## What the task asks
Pictures in the data below are not part of the copy; transcribe everything else exactly.

## Records for the task
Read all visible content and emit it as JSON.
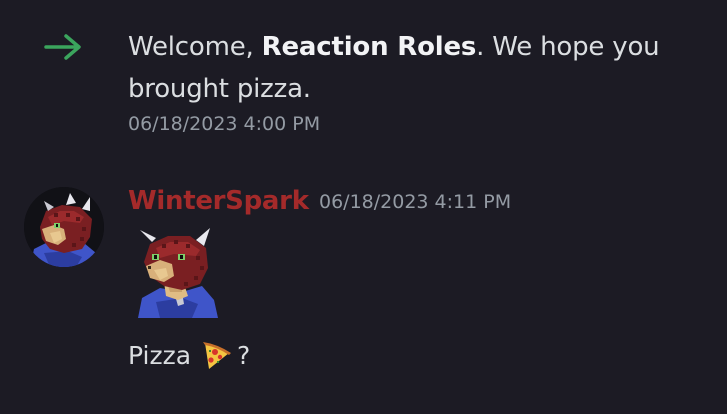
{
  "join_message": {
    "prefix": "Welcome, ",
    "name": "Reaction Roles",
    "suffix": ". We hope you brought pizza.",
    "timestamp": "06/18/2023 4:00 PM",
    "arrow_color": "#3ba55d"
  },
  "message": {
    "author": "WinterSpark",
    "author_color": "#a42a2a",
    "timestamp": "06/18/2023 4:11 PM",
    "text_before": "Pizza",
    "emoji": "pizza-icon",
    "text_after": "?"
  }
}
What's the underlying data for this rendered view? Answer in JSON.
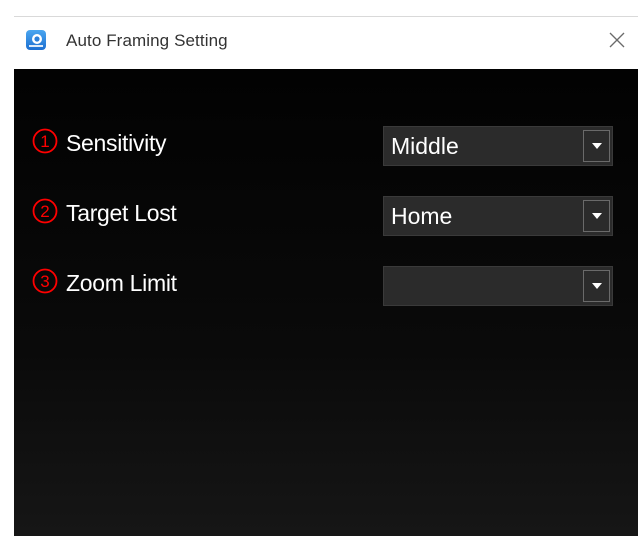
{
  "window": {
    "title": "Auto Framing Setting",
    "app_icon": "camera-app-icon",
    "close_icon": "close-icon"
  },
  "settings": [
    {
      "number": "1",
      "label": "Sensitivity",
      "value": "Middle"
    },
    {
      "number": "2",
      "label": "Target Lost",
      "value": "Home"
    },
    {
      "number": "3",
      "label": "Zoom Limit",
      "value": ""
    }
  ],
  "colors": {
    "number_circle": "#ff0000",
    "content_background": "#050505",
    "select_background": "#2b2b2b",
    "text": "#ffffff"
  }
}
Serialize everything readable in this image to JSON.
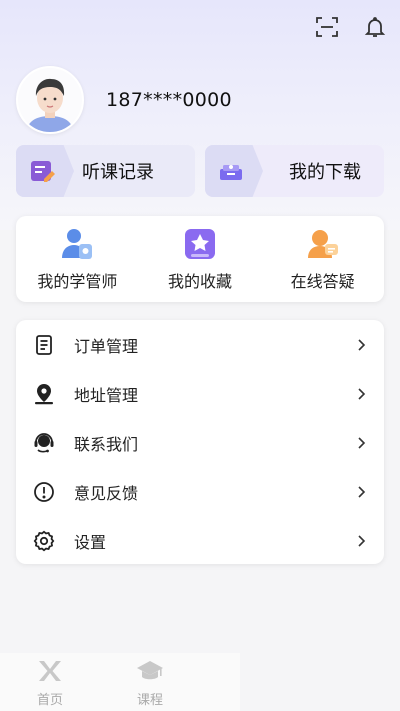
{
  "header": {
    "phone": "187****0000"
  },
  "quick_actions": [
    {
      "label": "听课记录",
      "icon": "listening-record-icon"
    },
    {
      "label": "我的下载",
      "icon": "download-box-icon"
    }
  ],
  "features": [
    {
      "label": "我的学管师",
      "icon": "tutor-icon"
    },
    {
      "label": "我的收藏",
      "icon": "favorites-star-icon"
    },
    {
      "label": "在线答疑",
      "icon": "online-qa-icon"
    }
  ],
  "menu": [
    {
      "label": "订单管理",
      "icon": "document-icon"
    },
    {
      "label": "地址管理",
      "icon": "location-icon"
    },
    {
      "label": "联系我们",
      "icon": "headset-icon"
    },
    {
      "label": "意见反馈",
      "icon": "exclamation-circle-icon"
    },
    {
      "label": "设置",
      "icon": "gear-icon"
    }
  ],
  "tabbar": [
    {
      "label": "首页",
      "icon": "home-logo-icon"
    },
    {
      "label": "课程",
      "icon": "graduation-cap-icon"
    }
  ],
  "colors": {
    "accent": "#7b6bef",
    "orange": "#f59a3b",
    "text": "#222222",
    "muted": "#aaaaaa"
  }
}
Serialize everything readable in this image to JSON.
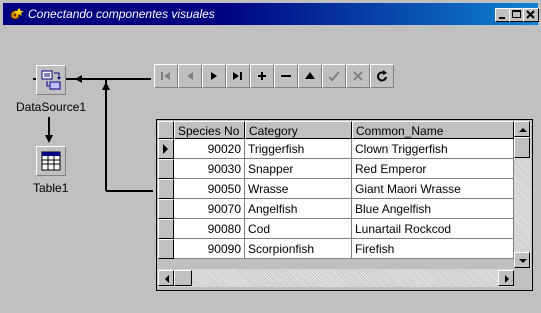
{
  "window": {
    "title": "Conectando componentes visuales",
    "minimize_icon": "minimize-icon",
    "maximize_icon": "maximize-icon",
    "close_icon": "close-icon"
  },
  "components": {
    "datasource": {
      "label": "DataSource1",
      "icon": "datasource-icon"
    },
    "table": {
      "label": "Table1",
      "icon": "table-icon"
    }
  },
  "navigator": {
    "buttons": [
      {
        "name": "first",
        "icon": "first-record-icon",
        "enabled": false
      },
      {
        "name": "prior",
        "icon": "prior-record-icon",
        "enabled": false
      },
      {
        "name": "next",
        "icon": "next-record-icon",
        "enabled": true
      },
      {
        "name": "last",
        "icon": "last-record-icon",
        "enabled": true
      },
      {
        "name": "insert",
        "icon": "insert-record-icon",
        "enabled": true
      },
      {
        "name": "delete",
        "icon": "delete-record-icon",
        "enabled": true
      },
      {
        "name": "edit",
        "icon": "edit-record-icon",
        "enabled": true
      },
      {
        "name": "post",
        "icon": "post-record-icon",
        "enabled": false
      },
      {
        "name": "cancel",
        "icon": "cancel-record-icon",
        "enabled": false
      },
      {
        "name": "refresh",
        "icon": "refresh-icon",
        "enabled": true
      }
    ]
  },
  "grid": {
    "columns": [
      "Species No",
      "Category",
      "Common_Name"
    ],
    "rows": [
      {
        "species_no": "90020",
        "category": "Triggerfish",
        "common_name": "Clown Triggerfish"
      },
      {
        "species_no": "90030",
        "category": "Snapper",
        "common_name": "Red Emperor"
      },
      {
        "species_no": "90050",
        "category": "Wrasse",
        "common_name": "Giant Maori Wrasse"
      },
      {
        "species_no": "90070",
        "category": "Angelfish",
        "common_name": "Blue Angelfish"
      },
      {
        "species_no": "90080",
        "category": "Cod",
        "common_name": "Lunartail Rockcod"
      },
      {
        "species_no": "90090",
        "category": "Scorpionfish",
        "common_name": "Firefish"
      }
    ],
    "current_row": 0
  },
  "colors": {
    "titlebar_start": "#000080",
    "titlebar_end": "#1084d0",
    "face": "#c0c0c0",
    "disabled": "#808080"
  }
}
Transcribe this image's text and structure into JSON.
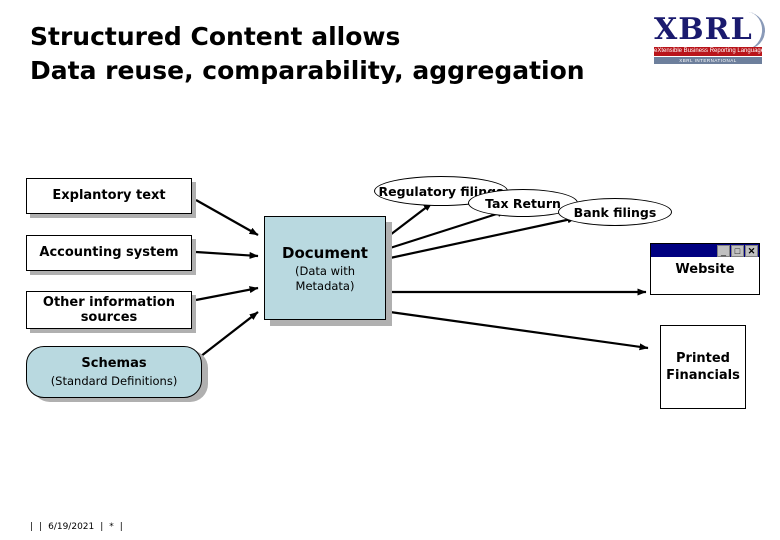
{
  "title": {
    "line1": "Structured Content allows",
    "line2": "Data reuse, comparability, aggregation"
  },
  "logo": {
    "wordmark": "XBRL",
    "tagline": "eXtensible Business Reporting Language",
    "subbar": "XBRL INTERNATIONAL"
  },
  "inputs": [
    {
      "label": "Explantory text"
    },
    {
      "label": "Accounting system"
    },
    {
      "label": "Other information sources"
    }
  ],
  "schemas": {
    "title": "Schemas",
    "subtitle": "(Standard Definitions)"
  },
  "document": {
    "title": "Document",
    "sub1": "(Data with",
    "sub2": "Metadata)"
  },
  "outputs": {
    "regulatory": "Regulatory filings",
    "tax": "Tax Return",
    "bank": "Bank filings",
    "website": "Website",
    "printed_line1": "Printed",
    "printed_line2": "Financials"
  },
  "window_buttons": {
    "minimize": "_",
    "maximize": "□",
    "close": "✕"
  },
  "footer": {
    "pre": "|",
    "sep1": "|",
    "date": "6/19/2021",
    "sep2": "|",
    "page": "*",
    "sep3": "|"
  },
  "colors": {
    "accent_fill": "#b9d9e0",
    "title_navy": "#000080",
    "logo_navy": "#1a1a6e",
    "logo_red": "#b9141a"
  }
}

## Full solution
Read all visible content and emit it as JSON.
{
  "join_message": {
    "prefix": "Welcome, ",
    "name": "Reaction Roles",
    "suffix": ". We hope you brought pizza.",
    "timestamp": "06/18/2023 4:00 PM",
    "arrow_color": "#3ba55d"
  },
  "message": {
    "author": "WinterSpark",
    "author_color": "#a42a2a",
    "timestamp": "06/18/2023 4:11 PM",
    "text_before": "Pizza",
    "emoji": "pizza-icon",
    "text_after": "?"
  }
}
What's the underlying data for this rendered view? Answer in JSON.
{
  "window": {
    "title": "Auto Framing Setting",
    "app_icon": "camera-app-icon",
    "close_icon": "close-icon"
  },
  "settings": [
    {
      "number": "1",
      "label": "Sensitivity",
      "value": "Middle"
    },
    {
      "number": "2",
      "label": "Target Lost",
      "value": "Home"
    },
    {
      "number": "3",
      "label": "Zoom Limit",
      "value": ""
    }
  ],
  "colors": {
    "number_circle": "#ff0000",
    "content_background": "#050505",
    "select_background": "#2b2b2b",
    "text": "#ffffff"
  }
}
Serialize everything readable in this image to JSON.
{
  "header": {
    "phone": "187****0000"
  },
  "quick_actions": [
    {
      "label": "听课记录",
      "icon": "listening-record-icon"
    },
    {
      "label": "我的下载",
      "icon": "download-box-icon"
    }
  ],
  "features": [
    {
      "label": "我的学管师",
      "icon": "tutor-icon"
    },
    {
      "label": "我的收藏",
      "icon": "favorites-star-icon"
    },
    {
      "label": "在线答疑",
      "icon": "online-qa-icon"
    }
  ],
  "menu": [
    {
      "label": "订单管理",
      "icon": "document-icon"
    },
    {
      "label": "地址管理",
      "icon": "location-icon"
    },
    {
      "label": "联系我们",
      "icon": "headset-icon"
    },
    {
      "label": "意见反馈",
      "icon": "exclamation-circle-icon"
    },
    {
      "label": "设置",
      "icon": "gear-icon"
    }
  ],
  "tabbar": [
    {
      "label": "首页",
      "icon": "home-logo-icon"
    },
    {
      "label": "课程",
      "icon": "graduation-cap-icon"
    }
  ],
  "colors": {
    "accent": "#7b6bef",
    "orange": "#f59a3b",
    "text": "#222222",
    "muted": "#aaaaaa"
  }
}
Serialize everything readable in this image to JSON.
{
  "window": {
    "title": "Conectando componentes visuales",
    "minimize_icon": "minimize-icon",
    "maximize_icon": "maximize-icon",
    "close_icon": "close-icon"
  },
  "components": {
    "datasource": {
      "label": "DataSource1",
      "icon": "datasource-icon"
    },
    "table": {
      "label": "Table1",
      "icon": "table-icon"
    }
  },
  "navigator": {
    "buttons": [
      {
        "name": "first",
        "icon": "first-record-icon",
        "enabled": false
      },
      {
        "name": "prior",
        "icon": "prior-record-icon",
        "enabled": false
      },
      {
        "name": "next",
        "icon": "next-record-icon",
        "enabled": true
      },
      {
        "name": "last",
        "icon": "last-record-icon",
        "enabled": true
      },
      {
        "name": "insert",
        "icon": "insert-record-icon",
        "enabled": true
      },
      {
        "name": "delete",
        "icon": "delete-record-icon",
        "enabled": true
      },
      {
        "name": "edit",
        "icon": "edit-record-icon",
        "enabled": true
      },
      {
        "name": "post",
        "icon": "post-record-icon",
        "enabled": false
      },
      {
        "name": "cancel",
        "icon": "cancel-record-icon",
        "enabled": false
      },
      {
        "name": "refresh",
        "icon": "refresh-icon",
        "enabled": true
      }
    ]
  },
  "grid": {
    "columns": [
      "Species No",
      "Category",
      "Common_Name"
    ],
    "rows": [
      {
        "species_no": "90020",
        "category": "Triggerfish",
        "common_name": "Clown Triggerfish"
      },
      {
        "species_no": "90030",
        "category": "Snapper",
        "common_name": "Red Emperor"
      },
      {
        "species_no": "90050",
        "category": "Wrasse",
        "common_name": "Giant Maori Wrasse"
      },
      {
        "species_no": "90070",
        "category": "Angelfish",
        "common_name": "Blue Angelfish"
      },
      {
        "species_no": "90080",
        "category": "Cod",
        "common_name": "Lunartail Rockcod"
      },
      {
        "species_no": "90090",
        "category": "Scorpionfish",
        "common_name": "Firefish"
      }
    ],
    "current_row": 0
  },
  "colors": {
    "titlebar_start": "#000080",
    "titlebar_end": "#1084d0",
    "face": "#c0c0c0",
    "disabled": "#808080"
  }
}
Transcribe this image's text and structure into JSON.
{
  "title": {
    "line1": "Structured Content allows",
    "line2": "Data reuse, comparability, aggregation"
  },
  "logo": {
    "wordmark": "XBRL",
    "tagline": "eXtensible Business Reporting Language",
    "subbar": "XBRL INTERNATIONAL"
  },
  "inputs": [
    {
      "label": "Explantory text"
    },
    {
      "label": "Accounting system"
    },
    {
      "label": "Other information sources"
    }
  ],
  "schemas": {
    "title": "Schemas",
    "subtitle": "(Standard Definitions)"
  },
  "document": {
    "title": "Document",
    "sub1": "(Data with",
    "sub2": "Metadata)"
  },
  "outputs": {
    "regulatory": "Regulatory filings",
    "tax": "Tax Return",
    "bank": "Bank filings",
    "website": "Website",
    "printed_line1": "Printed",
    "printed_line2": "Financials"
  },
  "window_buttons": {
    "minimize": "_",
    "maximize": "□",
    "close": "✕"
  },
  "footer": {
    "pre": "|",
    "sep1": "|",
    "date": "6/19/2021",
    "sep2": "|",
    "page": "*",
    "sep3": "|"
  },
  "colors": {
    "accent_fill": "#b9d9e0",
    "title_navy": "#000080",
    "logo_navy": "#1a1a6e",
    "logo_red": "#b9141a"
  }
}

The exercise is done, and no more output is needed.